═══ RECORDS

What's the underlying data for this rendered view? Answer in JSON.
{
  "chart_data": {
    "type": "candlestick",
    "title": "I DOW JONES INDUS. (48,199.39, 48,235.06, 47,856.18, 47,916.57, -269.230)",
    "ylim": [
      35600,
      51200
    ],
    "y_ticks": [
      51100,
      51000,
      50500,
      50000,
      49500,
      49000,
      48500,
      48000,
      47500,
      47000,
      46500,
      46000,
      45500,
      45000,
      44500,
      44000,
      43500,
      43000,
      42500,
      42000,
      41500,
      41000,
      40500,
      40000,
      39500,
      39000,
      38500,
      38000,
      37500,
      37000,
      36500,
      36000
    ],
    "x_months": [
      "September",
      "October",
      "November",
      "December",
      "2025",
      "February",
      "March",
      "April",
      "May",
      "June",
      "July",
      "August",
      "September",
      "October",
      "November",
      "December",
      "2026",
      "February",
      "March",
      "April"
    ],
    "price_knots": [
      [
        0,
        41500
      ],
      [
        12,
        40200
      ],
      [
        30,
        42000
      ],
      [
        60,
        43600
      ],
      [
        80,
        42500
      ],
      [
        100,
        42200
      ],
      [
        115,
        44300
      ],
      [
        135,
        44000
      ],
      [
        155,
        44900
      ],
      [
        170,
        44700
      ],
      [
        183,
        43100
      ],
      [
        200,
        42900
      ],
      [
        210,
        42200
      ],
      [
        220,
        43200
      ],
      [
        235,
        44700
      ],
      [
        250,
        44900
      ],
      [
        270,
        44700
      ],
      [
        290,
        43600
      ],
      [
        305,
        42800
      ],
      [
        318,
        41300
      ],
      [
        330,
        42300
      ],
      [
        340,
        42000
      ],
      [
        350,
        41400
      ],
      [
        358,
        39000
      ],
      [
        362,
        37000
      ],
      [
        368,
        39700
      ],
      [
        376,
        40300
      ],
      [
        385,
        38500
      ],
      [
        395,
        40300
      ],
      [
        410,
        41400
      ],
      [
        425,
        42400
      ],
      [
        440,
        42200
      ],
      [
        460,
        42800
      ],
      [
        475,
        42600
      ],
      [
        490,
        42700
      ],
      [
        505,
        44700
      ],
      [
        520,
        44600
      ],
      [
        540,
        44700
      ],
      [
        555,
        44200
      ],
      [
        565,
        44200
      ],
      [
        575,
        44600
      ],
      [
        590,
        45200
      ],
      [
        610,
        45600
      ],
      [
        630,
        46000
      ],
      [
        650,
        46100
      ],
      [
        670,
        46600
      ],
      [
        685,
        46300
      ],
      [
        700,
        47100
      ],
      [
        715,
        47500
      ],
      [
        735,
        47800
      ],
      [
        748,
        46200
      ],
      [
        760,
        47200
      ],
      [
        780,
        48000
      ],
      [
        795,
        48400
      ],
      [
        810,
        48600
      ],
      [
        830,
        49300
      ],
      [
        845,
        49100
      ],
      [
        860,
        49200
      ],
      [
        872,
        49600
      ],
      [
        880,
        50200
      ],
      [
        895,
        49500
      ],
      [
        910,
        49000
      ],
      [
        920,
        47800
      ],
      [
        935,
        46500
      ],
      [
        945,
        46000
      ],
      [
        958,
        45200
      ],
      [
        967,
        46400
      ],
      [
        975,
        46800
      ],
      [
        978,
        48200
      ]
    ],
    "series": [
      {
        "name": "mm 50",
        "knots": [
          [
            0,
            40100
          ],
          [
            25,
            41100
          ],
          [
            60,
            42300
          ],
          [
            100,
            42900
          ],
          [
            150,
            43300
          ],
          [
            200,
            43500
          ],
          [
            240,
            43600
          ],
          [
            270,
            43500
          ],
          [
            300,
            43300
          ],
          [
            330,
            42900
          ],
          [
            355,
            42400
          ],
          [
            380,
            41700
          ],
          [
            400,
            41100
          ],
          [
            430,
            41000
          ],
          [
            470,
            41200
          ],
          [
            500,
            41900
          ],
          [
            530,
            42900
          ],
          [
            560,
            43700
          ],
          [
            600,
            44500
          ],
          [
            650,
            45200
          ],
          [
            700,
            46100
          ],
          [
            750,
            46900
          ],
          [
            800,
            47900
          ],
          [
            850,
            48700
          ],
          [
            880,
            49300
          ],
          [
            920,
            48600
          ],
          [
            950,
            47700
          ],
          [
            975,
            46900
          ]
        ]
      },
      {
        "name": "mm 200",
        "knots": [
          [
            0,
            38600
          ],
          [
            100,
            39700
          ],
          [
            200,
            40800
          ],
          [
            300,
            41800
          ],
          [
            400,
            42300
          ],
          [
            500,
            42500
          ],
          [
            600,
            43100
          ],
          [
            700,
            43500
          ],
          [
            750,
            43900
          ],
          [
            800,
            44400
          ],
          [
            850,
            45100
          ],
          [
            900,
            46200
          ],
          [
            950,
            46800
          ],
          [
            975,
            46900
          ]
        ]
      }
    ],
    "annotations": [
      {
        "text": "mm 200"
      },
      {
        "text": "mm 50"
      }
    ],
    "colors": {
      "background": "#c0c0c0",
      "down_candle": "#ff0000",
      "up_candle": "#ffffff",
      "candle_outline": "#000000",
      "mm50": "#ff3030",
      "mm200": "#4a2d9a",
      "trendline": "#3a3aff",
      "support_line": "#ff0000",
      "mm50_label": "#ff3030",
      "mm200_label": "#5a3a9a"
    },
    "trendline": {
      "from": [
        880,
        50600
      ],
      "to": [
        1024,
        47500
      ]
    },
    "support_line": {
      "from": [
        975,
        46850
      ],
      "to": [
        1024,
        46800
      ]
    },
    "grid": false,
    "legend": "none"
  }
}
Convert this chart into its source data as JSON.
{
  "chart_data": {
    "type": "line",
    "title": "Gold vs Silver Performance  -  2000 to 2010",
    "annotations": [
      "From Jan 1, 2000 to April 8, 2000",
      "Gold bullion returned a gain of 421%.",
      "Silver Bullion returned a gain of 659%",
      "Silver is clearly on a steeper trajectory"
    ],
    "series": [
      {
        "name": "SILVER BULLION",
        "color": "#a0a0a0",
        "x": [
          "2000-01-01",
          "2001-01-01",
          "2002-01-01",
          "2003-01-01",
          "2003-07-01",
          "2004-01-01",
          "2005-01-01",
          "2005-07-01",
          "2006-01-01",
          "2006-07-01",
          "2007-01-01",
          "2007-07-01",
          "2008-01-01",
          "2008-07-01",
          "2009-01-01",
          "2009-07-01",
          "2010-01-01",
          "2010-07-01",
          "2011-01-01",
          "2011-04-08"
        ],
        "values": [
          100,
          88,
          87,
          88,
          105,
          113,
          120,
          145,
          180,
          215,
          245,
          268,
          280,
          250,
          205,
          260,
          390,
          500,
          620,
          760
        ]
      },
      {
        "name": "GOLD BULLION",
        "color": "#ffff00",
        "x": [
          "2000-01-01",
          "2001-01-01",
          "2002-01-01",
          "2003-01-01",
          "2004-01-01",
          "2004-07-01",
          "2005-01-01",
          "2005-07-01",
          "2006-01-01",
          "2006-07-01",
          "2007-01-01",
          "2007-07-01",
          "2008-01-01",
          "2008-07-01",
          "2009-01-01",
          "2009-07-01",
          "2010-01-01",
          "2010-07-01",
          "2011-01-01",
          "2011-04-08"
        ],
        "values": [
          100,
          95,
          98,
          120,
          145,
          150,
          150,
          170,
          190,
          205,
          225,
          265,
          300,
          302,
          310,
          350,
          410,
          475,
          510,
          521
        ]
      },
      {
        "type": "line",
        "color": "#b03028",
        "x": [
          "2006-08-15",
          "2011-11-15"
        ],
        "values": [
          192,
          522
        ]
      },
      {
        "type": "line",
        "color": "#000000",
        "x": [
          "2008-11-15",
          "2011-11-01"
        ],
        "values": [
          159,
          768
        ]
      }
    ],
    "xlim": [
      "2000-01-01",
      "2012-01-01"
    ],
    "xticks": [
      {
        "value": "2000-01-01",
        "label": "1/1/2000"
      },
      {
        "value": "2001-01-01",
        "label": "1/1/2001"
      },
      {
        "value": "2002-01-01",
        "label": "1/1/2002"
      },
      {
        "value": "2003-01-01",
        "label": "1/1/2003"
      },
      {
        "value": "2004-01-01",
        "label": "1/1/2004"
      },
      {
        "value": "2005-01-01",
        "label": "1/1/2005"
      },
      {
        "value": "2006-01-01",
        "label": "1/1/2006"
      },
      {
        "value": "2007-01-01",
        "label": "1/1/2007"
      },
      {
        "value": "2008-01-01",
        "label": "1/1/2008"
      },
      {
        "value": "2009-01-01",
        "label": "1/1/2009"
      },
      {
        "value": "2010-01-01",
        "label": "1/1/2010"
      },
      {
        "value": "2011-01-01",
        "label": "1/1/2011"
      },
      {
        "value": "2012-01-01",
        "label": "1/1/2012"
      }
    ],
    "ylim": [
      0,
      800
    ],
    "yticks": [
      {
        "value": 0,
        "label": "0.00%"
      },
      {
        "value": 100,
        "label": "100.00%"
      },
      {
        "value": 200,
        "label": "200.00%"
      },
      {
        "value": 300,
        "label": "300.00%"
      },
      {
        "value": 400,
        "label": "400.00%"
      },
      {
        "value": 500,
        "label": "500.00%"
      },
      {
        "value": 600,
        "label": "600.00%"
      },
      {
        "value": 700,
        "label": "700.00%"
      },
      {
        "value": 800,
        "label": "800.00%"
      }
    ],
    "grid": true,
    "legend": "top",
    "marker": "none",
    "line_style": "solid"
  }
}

══════

* **GIVEN TASK**:
Identify each line of the material where the word "name" shows up, and copy it.

* **REPLY TO THE EXERCISE**:
        "name": "mm 50",
        "name": "mm 200",
        "name": "SILVER BULLION",
        "name": "GOLD BULLION",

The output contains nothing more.